■ **Exercise goal**:
Rewrite the listing below with every "interactable" changed to "clickable", and leave everything else unchanged.
========================================
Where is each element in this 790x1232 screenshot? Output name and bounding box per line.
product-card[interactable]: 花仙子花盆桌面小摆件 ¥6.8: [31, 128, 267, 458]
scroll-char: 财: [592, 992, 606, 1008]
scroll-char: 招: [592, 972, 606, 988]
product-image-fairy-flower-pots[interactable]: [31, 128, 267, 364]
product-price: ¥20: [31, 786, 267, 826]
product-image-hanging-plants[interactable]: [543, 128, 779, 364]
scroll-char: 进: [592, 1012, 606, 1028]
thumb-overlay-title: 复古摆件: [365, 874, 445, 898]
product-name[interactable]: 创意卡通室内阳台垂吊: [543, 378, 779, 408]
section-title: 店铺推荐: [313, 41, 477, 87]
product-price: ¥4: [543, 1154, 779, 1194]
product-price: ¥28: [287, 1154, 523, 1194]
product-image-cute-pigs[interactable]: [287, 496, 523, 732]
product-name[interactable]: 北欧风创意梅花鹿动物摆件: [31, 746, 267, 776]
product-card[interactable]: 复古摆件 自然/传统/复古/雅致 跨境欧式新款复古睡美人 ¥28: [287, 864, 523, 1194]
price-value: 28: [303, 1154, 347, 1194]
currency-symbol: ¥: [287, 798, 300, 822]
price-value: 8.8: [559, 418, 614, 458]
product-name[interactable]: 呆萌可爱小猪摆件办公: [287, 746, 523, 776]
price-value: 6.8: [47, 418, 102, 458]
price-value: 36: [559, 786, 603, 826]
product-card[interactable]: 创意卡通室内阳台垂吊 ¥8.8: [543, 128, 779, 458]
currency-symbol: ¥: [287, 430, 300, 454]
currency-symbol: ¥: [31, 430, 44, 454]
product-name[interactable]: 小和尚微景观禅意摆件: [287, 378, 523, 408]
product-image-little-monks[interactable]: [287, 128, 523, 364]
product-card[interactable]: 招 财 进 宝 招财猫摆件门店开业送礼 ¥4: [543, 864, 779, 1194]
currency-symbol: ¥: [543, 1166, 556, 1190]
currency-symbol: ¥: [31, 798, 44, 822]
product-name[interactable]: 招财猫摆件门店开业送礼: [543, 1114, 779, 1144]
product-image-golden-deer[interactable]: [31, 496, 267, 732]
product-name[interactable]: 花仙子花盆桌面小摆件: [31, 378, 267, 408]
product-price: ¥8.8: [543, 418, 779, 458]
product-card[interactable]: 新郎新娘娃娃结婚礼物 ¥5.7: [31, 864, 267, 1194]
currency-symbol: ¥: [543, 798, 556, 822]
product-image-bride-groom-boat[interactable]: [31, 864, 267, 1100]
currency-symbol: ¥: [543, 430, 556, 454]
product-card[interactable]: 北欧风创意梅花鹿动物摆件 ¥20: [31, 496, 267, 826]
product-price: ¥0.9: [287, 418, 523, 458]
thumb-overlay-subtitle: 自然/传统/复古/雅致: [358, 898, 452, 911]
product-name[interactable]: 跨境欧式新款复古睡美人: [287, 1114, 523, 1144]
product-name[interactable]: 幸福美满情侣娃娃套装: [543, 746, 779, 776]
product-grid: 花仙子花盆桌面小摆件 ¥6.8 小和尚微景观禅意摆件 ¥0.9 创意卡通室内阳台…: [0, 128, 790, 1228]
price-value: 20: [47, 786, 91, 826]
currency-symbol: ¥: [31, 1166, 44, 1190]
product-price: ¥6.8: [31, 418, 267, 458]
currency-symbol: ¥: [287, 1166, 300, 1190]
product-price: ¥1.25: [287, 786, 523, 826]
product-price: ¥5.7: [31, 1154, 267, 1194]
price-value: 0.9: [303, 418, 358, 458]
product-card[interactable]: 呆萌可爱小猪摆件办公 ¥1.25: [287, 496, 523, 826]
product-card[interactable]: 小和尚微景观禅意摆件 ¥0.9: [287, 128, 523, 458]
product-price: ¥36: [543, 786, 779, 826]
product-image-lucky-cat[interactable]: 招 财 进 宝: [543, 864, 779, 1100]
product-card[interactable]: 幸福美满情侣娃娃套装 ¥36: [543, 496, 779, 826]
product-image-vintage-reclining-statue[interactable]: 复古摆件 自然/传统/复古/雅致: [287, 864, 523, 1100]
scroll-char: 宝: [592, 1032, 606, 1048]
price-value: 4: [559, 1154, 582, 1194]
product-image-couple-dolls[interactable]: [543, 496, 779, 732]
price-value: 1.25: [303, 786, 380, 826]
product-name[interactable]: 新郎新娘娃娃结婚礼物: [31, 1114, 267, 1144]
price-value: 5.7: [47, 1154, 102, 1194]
========================================
■ **Result for this exercise**:
Where is each element in this 790x1232 screenshot? Output name and bounding box per line.
product-card[clickable]: 花仙子花盆桌面小摆件 ¥6.8: [31, 128, 267, 458]
scroll-char: 财: [592, 992, 606, 1008]
scroll-char: 招: [592, 972, 606, 988]
product-image-fairy-flower-pots[clickable]: [31, 128, 267, 364]
product-price: ¥20: [31, 786, 267, 826]
product-image-hanging-plants[clickable]: [543, 128, 779, 364]
scroll-char: 进: [592, 1012, 606, 1028]
thumb-overlay-title: 复古摆件: [365, 874, 445, 898]
product-name[clickable]: 创意卡通室内阳台垂吊: [543, 378, 779, 408]
section-title: 店铺推荐: [313, 41, 477, 87]
product-price: ¥4: [543, 1154, 779, 1194]
product-price: ¥28: [287, 1154, 523, 1194]
product-image-cute-pigs[clickable]: [287, 496, 523, 732]
product-name[clickable]: 北欧风创意梅花鹿动物摆件: [31, 746, 267, 776]
product-card[clickable]: 复古摆件 自然/传统/复古/雅致 跨境欧式新款复古睡美人 ¥28: [287, 864, 523, 1194]
price-value: 28: [303, 1154, 347, 1194]
currency-symbol: ¥: [287, 798, 300, 822]
price-value: 8.8: [559, 418, 614, 458]
product-name[clickable]: 呆萌可爱小猪摆件办公: [287, 746, 523, 776]
price-value: 6.8: [47, 418, 102, 458]
price-value: 36: [559, 786, 603, 826]
product-card[clickable]: 创意卡通室内阳台垂吊 ¥8.8: [543, 128, 779, 458]
currency-symbol: ¥: [287, 430, 300, 454]
currency-symbol: ¥: [31, 430, 44, 454]
product-name[clickable]: 小和尚微景观禅意摆件: [287, 378, 523, 408]
product-image-little-monks[clickable]: [287, 128, 523, 364]
product-card[clickable]: 招 财 进 宝 招财猫摆件门店开业送礼 ¥4: [543, 864, 779, 1194]
currency-symbol: ¥: [543, 1166, 556, 1190]
currency-symbol: ¥: [31, 798, 44, 822]
product-name[clickable]: 招财猫摆件门店开业送礼: [543, 1114, 779, 1144]
product-image-golden-deer[clickable]: [31, 496, 267, 732]
product-name[clickable]: 花仙子花盆桌面小摆件: [31, 378, 267, 408]
product-price: ¥8.8: [543, 418, 779, 458]
product-card[clickable]: 新郎新娘娃娃结婚礼物 ¥5.7: [31, 864, 267, 1194]
currency-symbol: ¥: [543, 798, 556, 822]
product-image-bride-groom-boat[clickable]: [31, 864, 267, 1100]
currency-symbol: ¥: [543, 430, 556, 454]
product-card[clickable]: 北欧风创意梅花鹿动物摆件 ¥20: [31, 496, 267, 826]
product-price: ¥0.9: [287, 418, 523, 458]
thumb-overlay-subtitle: 自然/传统/复古/雅致: [358, 898, 452, 911]
product-name[clickable]: 跨境欧式新款复古睡美人: [287, 1114, 523, 1144]
product-name[clickable]: 幸福美满情侣娃娃套装: [543, 746, 779, 776]
product-grid: 花仙子花盆桌面小摆件 ¥6.8 小和尚微景观禅意摆件 ¥0.9 创意卡通室内阳台…: [0, 128, 790, 1228]
price-value: 20: [47, 786, 91, 826]
currency-symbol: ¥: [31, 1166, 44, 1190]
product-price: ¥6.8: [31, 418, 267, 458]
currency-symbol: ¥: [287, 1166, 300, 1190]
product-price: ¥1.25: [287, 786, 523, 826]
product-price: ¥5.7: [31, 1154, 267, 1194]
price-value: 0.9: [303, 418, 358, 458]
product-card[clickable]: 呆萌可爱小猪摆件办公 ¥1.25: [287, 496, 523, 826]
product-card[clickable]: 小和尚微景观禅意摆件 ¥0.9: [287, 128, 523, 458]
product-price: ¥36: [543, 786, 779, 826]
product-image-lucky-cat[clickable]: 招 财 进 宝: [543, 864, 779, 1100]
product-card[clickable]: 幸福美满情侣娃娃套装 ¥36: [543, 496, 779, 826]
product-image-vintage-reclining-statue[clickable]: 复古摆件 自然/传统/复古/雅致: [287, 864, 523, 1100]
scroll-char: 宝: [592, 1032, 606, 1048]
price-value: 4: [559, 1154, 582, 1194]
product-image-couple-dolls[clickable]: [543, 496, 779, 732]
price-value: 1.25: [303, 786, 380, 826]
product-name[clickable]: 新郎新娘娃娃结婚礼物: [31, 1114, 267, 1144]
price-value: 5.7: [47, 1154, 102, 1194]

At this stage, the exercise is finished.